= Goal =
Copy every line of the following data that includes the string "document".

= Working data =
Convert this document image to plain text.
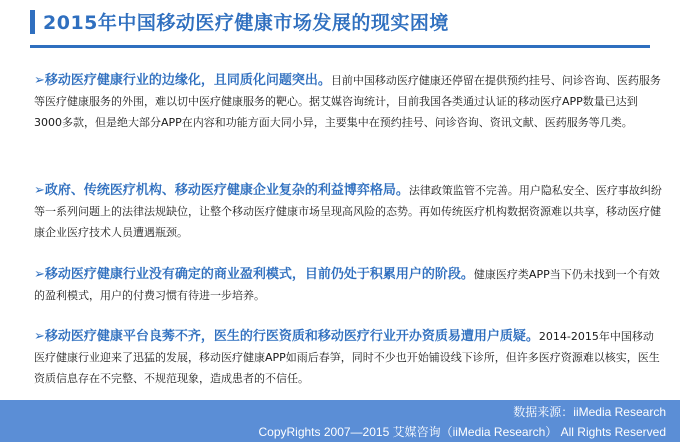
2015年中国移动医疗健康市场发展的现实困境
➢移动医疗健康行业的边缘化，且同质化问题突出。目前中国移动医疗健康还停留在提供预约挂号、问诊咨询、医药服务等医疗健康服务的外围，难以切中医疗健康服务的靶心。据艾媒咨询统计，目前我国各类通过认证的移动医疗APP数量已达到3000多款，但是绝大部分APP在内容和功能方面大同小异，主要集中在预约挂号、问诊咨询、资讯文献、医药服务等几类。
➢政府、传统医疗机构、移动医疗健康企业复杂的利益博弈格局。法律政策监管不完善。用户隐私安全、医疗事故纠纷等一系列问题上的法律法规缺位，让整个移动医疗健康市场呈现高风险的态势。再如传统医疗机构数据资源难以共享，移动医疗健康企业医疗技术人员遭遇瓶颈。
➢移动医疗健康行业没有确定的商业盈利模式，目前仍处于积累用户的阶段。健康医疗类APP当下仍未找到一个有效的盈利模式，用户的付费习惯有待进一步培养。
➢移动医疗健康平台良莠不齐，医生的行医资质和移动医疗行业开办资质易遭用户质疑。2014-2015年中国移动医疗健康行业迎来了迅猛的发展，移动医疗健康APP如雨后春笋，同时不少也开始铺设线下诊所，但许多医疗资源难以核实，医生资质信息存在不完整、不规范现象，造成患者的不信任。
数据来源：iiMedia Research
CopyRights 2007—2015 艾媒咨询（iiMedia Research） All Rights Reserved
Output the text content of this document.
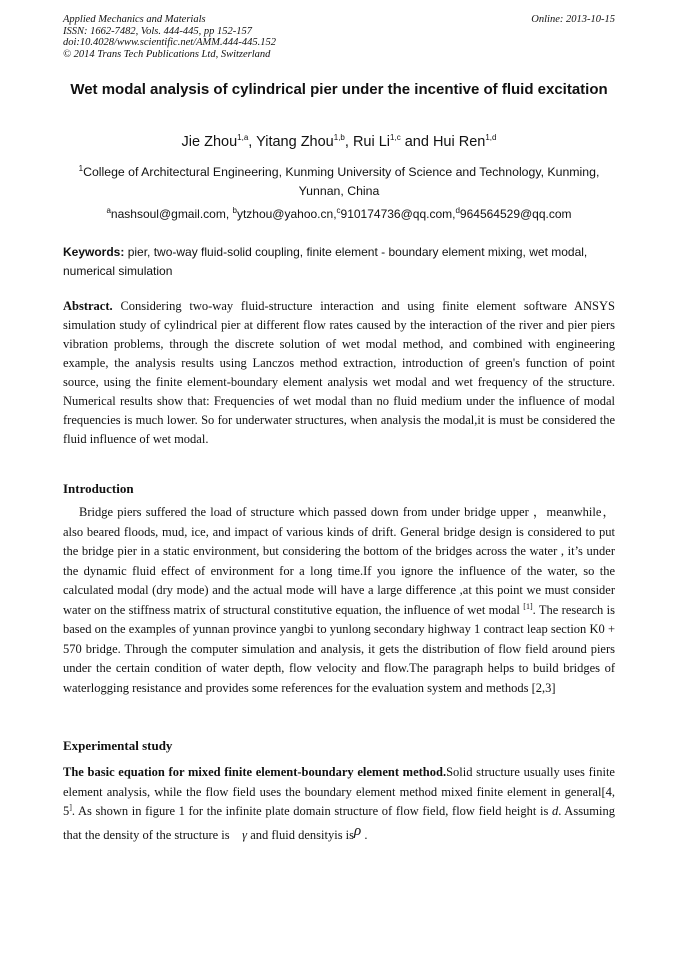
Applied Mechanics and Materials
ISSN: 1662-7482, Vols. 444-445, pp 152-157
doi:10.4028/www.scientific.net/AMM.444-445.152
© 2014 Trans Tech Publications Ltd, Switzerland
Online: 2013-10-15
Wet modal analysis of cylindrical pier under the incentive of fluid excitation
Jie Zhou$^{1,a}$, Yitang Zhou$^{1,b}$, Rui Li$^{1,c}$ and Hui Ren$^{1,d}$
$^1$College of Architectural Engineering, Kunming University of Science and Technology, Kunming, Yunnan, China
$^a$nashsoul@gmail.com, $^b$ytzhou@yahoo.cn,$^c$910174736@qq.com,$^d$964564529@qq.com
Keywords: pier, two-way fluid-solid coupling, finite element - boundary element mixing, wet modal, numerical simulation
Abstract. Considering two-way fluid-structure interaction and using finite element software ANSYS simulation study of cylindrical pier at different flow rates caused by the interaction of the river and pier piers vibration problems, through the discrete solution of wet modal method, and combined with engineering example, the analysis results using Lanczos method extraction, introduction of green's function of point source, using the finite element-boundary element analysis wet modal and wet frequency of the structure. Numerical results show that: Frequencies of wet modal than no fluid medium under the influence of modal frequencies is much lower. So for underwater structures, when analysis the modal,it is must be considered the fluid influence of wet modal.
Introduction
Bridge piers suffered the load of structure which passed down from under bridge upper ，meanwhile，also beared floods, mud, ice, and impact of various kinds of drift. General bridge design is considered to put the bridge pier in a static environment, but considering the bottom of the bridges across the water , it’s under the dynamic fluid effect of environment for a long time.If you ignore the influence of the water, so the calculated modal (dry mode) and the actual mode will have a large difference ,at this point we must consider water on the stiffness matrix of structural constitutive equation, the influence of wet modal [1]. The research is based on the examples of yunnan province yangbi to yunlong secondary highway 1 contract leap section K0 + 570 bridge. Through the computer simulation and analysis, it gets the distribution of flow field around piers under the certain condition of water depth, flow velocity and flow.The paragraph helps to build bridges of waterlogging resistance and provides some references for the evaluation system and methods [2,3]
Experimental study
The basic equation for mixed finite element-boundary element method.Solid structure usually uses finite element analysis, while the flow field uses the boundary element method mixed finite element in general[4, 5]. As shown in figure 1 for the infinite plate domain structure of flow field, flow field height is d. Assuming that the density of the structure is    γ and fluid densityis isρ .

= Problem solution =
Convert this document image to plain text.
Output the text content of this document.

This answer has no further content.